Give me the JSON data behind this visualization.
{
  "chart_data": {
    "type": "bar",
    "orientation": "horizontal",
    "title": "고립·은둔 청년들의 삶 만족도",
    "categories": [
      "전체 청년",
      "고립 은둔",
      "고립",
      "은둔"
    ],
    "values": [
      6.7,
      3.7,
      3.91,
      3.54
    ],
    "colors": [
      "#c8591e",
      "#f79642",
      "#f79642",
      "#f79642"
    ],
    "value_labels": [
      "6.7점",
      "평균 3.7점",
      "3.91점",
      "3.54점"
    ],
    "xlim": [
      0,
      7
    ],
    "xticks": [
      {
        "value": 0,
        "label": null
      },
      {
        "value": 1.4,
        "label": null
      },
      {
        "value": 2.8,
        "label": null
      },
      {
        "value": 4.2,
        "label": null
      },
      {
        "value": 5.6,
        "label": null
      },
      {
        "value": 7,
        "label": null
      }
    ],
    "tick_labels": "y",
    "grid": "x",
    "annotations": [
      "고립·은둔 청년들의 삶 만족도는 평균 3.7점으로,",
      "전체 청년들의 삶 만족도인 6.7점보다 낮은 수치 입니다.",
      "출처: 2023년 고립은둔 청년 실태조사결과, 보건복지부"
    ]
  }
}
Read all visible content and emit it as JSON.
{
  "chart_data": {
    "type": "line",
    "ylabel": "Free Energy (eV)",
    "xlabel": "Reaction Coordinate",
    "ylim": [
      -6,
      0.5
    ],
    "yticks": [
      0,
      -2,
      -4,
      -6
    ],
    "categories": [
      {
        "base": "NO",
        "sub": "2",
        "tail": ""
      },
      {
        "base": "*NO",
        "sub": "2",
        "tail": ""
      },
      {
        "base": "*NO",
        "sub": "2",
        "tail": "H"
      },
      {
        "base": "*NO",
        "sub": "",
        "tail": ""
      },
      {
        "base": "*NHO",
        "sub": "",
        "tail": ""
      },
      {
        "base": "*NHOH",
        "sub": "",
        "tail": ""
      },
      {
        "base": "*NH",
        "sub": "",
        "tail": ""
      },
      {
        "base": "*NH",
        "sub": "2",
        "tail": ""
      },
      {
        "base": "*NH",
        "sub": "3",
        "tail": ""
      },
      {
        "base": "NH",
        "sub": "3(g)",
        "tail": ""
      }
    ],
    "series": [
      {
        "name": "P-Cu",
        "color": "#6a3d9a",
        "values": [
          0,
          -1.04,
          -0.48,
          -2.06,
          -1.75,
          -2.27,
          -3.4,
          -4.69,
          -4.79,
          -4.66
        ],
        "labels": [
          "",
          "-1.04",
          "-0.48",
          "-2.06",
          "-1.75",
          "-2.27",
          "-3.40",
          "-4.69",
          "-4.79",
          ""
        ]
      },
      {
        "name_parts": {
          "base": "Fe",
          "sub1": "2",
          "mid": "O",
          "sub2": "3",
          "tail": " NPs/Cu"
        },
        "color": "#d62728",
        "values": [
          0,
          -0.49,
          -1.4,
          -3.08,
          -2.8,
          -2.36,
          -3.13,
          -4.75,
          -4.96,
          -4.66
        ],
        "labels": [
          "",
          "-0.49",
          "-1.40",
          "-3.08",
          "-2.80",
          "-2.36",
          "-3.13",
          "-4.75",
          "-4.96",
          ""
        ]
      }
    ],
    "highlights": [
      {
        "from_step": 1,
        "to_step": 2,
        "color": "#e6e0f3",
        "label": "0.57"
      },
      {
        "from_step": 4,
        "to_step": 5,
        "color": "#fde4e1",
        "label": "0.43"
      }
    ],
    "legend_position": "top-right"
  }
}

----------

> **Exercise aim**: Reproduce the listing in full. Keep it exactly as written.

> **Final result**:
Give me the JSON data behind this visualization.
{
  "chart_data": {
    "type": "bar",
    "orientation": "horizontal",
    "title": "고립·은둔 청년들의 삶 만족도",
    "categories": [
      "전체 청년",
      "고립 은둔",
      "고립",
      "은둔"
    ],
    "values": [
      6.7,
      3.7,
      3.91,
      3.54
    ],
    "colors": [
      "#c8591e",
      "#f79642",
      "#f79642",
      "#f79642"
    ],
    "value_labels": [
      "6.7점",
      "평균 3.7점",
      "3.91점",
      "3.54점"
    ],
    "xlim": [
      0,
      7
    ],
    "xticks": [
      {
        "value": 0,
        "label": null
      },
      {
        "value": 1.4,
        "label": null
      },
      {
        "value": 2.8,
        "label": null
      },
      {
        "value": 4.2,
        "label": null
      },
      {
        "value": 5.6,
        "label": null
      },
      {
        "value": 7,
        "label": null
      }
    ],
    "tick_labels": "y",
    "grid": "x",
    "annotations": [
      "고립·은둔 청년들의 삶 만족도는 평균 3.7점으로,",
      "전체 청년들의 삶 만족도인 6.7점보다 낮은 수치 입니다.",
      "출처: 2023년 고립은둔 청년 실태조사결과, 보건복지부"
    ]
  }
}
Read all visible content and emit it as JSON.
{
  "chart_data": {
    "type": "line",
    "ylabel": "Free Energy (eV)",
    "xlabel": "Reaction Coordinate",
    "ylim": [
      -6,
      0.5
    ],
    "yticks": [
      0,
      -2,
      -4,
      -6
    ],
    "categories": [
      {
        "base": "NO",
        "sub": "2",
        "tail": ""
      },
      {
        "base": "*NO",
        "sub": "2",
        "tail": ""
      },
      {
        "base": "*NO",
        "sub": "2",
        "tail": "H"
      },
      {
        "base": "*NO",
        "sub": "",
        "tail": ""
      },
      {
        "base": "*NHO",
        "sub": "",
        "tail": ""
      },
      {
        "base": "*NHOH",
        "sub": "",
        "tail": ""
      },
      {
        "base": "*NH",
        "sub": "",
        "tail": ""
      },
      {
        "base": "*NH",
        "sub": "2",
        "tail": ""
      },
      {
        "base": "*NH",
        "sub": "3",
        "tail": ""
      },
      {
        "base": "NH",
        "sub": "3(g)",
        "tail": ""
      }
    ],
    "series": [
      {
        "name": "P-Cu",
        "color": "#6a3d9a",
        "values": [
          0,
          -1.04,
          -0.48,
          -2.06,
          -1.75,
          -2.27,
          -3.4,
          -4.69,
          -4.79,
          -4.66
        ],
        "labels": [
          "",
          "-1.04",
          "-0.48",
          "-2.06",
          "-1.75",
          "-2.27",
          "-3.40",
          "-4.69",
          "-4.79",
          ""
        ]
      },
      {
        "name_parts": {
          "base": "Fe",
          "sub1": "2",
          "mid": "O",
          "sub2": "3",
          "tail": " NPs/Cu"
        },
        "color": "#d62728",
        "values": [
          0,
          -0.49,
          -1.4,
          -3.08,
          -2.8,
          -2.36,
          -3.13,
          -4.75,
          -4.96,
          -4.66
        ],
        "labels": [
          "",
          "-0.49",
          "-1.40",
          "-3.08",
          "-2.80",
          "-2.36",
          "-3.13",
          "-4.75",
          "-4.96",
          ""
        ]
      }
    ],
    "highlights": [
      {
        "from_step": 1,
        "to_step": 2,
        "color": "#e6e0f3",
        "label": "0.57"
      },
      {
        "from_step": 4,
        "to_step": 5,
        "color": "#fde4e1",
        "label": "0.43"
      }
    ],
    "legend_position": "top-right"
  }
}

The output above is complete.